▶ Task to complete:
Pick out all lines of the entries that include the word "path" and copy them.

Start of Supplied records

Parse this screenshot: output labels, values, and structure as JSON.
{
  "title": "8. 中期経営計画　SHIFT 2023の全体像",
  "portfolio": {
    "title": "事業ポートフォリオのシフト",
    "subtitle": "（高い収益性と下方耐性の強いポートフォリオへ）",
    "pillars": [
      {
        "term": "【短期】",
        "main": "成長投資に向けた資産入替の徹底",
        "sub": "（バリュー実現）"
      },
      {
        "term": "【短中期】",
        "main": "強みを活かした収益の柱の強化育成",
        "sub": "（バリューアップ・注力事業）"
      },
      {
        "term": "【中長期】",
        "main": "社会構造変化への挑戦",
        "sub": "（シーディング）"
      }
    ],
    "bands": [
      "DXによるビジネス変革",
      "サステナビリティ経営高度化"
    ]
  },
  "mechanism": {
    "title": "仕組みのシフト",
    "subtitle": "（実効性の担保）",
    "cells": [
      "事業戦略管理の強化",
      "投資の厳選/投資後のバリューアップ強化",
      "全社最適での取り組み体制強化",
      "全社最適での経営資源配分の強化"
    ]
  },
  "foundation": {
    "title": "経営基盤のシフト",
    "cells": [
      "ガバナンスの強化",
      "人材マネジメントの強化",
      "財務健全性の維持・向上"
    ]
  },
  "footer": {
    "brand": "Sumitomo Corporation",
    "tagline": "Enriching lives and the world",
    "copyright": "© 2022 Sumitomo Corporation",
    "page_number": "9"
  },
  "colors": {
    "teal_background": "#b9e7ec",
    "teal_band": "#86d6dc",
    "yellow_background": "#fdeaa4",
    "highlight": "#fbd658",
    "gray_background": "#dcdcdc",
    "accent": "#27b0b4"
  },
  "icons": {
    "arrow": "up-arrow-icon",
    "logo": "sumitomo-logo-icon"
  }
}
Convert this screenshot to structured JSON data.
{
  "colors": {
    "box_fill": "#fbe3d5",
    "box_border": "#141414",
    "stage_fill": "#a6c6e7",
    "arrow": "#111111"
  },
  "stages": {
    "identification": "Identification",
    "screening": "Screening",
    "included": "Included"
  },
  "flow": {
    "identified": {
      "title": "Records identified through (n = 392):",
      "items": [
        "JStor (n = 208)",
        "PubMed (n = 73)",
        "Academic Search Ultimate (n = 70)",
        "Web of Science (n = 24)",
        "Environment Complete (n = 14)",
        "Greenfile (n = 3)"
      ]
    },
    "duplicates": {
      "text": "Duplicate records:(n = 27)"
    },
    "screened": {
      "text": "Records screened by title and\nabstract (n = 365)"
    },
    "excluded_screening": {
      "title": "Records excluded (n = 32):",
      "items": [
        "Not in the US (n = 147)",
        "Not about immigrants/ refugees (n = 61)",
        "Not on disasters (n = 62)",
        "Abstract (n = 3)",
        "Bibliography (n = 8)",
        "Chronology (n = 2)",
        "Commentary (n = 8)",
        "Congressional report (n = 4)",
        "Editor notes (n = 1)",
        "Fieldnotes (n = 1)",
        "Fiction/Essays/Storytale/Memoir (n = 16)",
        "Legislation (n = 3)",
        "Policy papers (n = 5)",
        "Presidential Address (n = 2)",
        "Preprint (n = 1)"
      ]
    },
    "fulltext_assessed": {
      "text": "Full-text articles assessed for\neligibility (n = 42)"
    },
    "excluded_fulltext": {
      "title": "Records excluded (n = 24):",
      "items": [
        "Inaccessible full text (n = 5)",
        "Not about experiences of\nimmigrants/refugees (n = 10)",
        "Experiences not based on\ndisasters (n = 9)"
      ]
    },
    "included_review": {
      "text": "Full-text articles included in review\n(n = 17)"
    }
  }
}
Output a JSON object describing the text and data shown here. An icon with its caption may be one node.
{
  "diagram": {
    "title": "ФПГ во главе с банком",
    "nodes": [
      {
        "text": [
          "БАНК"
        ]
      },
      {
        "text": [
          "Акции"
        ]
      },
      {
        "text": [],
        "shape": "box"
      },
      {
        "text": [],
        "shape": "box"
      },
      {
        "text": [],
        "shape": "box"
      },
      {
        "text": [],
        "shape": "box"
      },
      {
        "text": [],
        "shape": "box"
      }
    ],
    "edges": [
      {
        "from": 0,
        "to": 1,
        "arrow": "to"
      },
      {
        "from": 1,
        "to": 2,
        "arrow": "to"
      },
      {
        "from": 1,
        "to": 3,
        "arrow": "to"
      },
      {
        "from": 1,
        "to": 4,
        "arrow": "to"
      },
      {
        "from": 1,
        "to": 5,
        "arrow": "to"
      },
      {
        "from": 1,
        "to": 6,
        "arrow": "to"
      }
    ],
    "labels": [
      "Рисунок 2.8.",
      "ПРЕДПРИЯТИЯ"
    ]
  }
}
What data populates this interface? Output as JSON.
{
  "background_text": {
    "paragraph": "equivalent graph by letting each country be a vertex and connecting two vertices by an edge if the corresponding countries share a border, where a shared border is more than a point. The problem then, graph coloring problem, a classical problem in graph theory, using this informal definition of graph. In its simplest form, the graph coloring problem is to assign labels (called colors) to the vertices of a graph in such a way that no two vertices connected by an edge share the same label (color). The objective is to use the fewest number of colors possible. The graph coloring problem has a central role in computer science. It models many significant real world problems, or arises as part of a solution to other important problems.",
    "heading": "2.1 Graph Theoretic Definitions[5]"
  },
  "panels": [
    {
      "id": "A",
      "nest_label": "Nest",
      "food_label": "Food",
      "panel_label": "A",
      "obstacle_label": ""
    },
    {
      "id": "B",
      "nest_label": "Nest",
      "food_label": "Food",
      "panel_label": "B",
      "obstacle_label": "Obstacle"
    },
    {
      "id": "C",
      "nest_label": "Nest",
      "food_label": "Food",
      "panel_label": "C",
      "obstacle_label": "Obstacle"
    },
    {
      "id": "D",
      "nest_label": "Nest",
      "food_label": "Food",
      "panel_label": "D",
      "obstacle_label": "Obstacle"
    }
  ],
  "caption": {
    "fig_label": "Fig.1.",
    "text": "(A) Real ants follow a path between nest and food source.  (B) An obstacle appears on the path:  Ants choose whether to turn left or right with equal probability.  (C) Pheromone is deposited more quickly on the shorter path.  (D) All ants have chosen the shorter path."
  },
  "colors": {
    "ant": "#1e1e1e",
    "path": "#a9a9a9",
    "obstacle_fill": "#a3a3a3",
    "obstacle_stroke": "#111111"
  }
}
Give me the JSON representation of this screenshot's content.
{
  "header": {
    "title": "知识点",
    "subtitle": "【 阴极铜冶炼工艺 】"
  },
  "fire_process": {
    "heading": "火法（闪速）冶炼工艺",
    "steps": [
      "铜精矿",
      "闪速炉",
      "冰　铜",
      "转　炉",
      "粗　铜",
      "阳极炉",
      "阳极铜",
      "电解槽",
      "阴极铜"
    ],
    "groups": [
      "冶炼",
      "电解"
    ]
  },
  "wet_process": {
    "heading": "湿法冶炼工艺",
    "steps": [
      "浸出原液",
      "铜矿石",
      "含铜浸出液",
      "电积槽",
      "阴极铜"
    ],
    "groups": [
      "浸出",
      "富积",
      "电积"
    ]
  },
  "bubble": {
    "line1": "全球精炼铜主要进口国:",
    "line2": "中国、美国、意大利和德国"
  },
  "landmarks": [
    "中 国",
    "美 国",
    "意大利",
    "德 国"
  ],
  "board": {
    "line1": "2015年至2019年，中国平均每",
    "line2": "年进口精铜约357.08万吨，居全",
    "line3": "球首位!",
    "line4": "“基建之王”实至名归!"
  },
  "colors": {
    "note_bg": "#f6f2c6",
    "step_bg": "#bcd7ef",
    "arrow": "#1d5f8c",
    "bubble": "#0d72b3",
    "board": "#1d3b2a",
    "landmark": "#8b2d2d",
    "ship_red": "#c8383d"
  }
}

End of Supplied records

▶ The result:
    "text": "(A) Real ants follow a path between nest and food source.  (B) An obstacle appears on the path:  Ants choose whether to turn left or right with equal probability.  (C) Pheromone is deposited more quickly on the shorter path.  (D) All ants have chosen the shorter path."
    "path": "#a9a9a9",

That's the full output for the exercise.